### EXERCISE AIM
Determine which lines of the records include the word "BaSiGo", and copy them.
:::::
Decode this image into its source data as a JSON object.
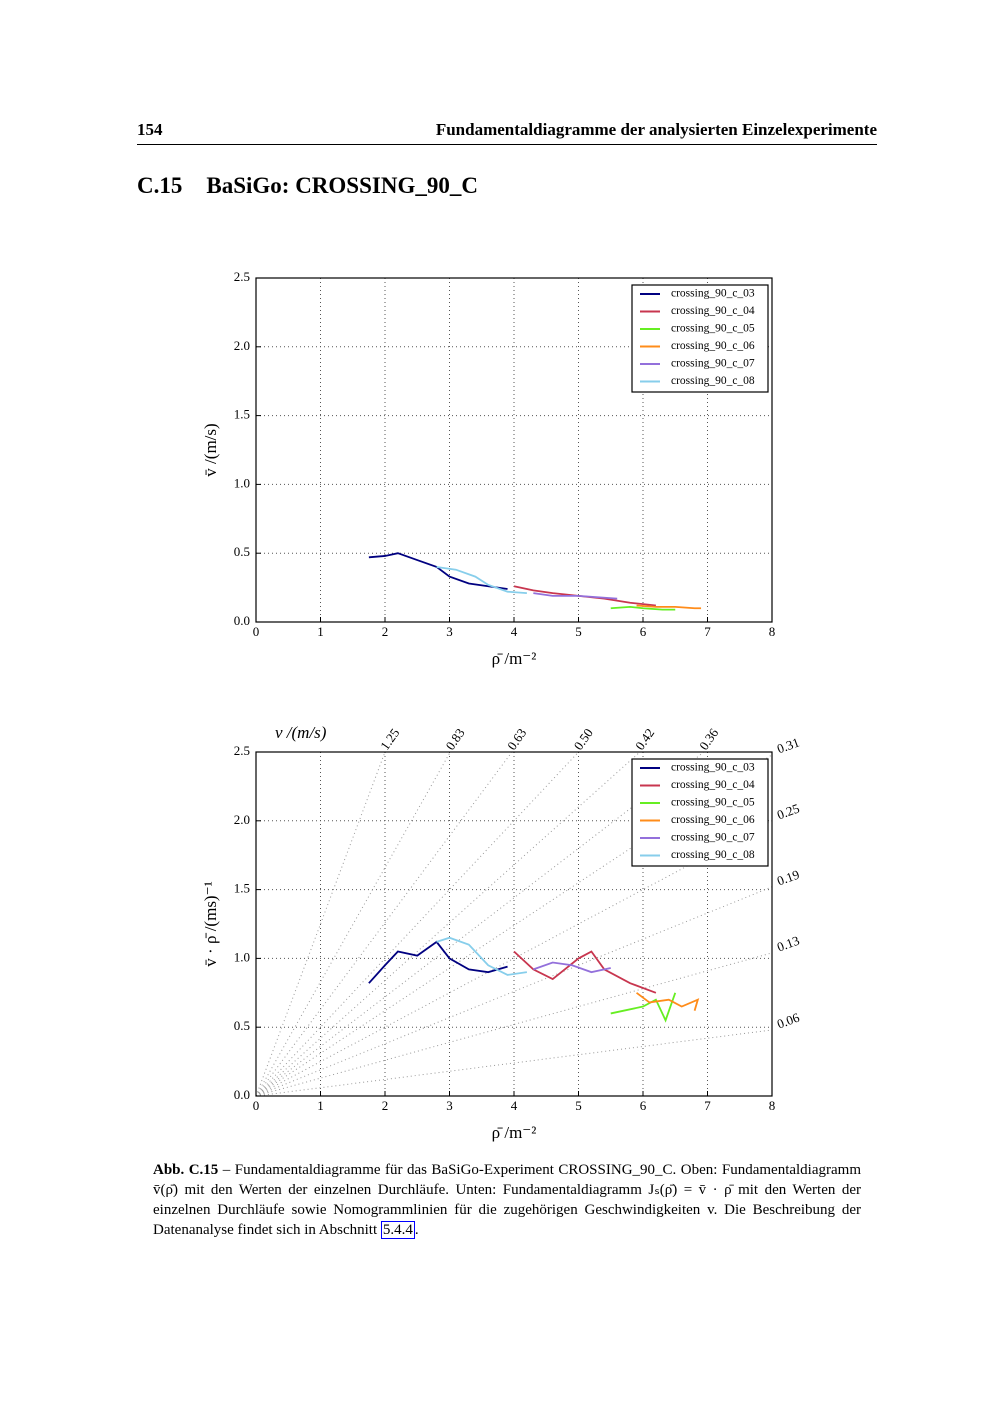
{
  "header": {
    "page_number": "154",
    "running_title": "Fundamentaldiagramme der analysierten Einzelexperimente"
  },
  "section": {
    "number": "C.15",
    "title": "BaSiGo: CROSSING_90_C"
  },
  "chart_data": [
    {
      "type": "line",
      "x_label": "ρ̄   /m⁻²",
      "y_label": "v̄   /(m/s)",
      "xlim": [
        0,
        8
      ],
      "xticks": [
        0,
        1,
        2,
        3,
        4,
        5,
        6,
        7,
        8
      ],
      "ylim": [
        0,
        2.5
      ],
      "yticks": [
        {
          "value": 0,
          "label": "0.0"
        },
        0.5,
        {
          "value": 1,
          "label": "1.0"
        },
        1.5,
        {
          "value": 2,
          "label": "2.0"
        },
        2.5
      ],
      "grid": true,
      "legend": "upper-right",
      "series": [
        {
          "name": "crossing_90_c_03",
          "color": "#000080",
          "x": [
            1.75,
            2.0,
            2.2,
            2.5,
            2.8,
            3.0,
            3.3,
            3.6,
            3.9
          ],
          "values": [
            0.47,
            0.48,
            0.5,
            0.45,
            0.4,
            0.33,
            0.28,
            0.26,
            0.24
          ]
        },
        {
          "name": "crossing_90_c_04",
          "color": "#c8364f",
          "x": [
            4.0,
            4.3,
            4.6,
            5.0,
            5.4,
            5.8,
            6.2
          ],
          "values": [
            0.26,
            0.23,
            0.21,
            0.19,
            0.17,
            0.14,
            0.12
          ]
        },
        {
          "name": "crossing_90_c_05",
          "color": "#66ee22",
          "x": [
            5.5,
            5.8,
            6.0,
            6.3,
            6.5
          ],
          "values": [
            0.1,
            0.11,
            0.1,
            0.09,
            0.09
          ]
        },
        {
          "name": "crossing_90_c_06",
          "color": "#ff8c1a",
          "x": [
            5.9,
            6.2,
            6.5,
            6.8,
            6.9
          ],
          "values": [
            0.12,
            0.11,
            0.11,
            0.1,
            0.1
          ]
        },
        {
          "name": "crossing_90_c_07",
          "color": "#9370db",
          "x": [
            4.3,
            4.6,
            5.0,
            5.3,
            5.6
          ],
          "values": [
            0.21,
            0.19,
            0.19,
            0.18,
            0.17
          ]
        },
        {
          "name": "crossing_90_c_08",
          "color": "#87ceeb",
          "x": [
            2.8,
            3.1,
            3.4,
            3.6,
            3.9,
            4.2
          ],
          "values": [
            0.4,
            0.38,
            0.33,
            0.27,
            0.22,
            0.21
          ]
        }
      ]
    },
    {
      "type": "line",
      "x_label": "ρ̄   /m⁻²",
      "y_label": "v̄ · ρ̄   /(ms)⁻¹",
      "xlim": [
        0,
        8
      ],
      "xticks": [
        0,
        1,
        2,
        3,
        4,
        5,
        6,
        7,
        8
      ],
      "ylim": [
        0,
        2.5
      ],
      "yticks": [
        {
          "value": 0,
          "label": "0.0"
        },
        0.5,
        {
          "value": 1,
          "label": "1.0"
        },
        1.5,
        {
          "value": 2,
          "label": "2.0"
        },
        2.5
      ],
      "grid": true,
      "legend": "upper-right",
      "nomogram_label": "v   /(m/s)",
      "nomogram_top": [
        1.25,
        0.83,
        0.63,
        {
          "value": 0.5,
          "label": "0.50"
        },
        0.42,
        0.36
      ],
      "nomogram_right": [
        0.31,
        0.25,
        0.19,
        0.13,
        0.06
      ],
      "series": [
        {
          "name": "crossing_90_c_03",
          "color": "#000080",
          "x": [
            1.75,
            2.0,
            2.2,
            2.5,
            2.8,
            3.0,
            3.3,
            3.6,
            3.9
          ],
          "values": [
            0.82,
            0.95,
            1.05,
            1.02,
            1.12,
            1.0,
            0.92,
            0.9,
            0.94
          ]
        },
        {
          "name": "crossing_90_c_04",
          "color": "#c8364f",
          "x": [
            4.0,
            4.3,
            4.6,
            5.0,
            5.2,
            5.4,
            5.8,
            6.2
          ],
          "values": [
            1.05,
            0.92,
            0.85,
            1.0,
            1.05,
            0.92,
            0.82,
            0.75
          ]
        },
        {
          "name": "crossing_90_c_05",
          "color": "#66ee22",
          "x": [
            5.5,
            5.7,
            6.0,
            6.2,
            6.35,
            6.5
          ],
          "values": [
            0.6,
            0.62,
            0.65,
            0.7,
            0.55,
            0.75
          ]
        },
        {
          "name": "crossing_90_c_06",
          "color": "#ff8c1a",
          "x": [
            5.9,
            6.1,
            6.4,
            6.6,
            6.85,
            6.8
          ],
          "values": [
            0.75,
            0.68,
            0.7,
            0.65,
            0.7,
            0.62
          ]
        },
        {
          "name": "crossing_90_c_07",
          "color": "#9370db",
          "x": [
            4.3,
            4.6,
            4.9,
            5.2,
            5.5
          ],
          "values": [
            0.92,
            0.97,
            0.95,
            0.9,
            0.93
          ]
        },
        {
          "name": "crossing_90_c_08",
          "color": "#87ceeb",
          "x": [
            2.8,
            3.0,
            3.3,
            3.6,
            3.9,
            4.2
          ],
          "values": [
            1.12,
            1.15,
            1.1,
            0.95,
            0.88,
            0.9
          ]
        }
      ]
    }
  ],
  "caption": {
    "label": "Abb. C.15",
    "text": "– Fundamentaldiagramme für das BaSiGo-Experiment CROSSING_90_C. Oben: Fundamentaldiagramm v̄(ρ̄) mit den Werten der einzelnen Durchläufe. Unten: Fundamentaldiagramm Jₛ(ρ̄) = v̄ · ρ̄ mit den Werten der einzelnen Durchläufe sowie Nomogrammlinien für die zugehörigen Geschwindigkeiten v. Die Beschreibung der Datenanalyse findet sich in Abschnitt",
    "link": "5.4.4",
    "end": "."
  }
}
:::::
### RESULT
    "title": "BaSiGo: CROSSING_90_C"
    "text": "– Fundamentaldiagramme für das BaSiGo-Experiment CROSSING_90_C. Oben: Fundamentaldiagramm v̄(ρ̄) mit den Werten der einzelnen Durchläufe. Unten: Fundamentaldiagramm Jₛ(ρ̄) = v̄ · ρ̄ mit den Werten der einzelnen Durchläufe sowie Nomogrammlinien für die zugehörigen Geschwindigkeiten v. Die Beschreibung der Datenanalyse findet sich in Abschnitt",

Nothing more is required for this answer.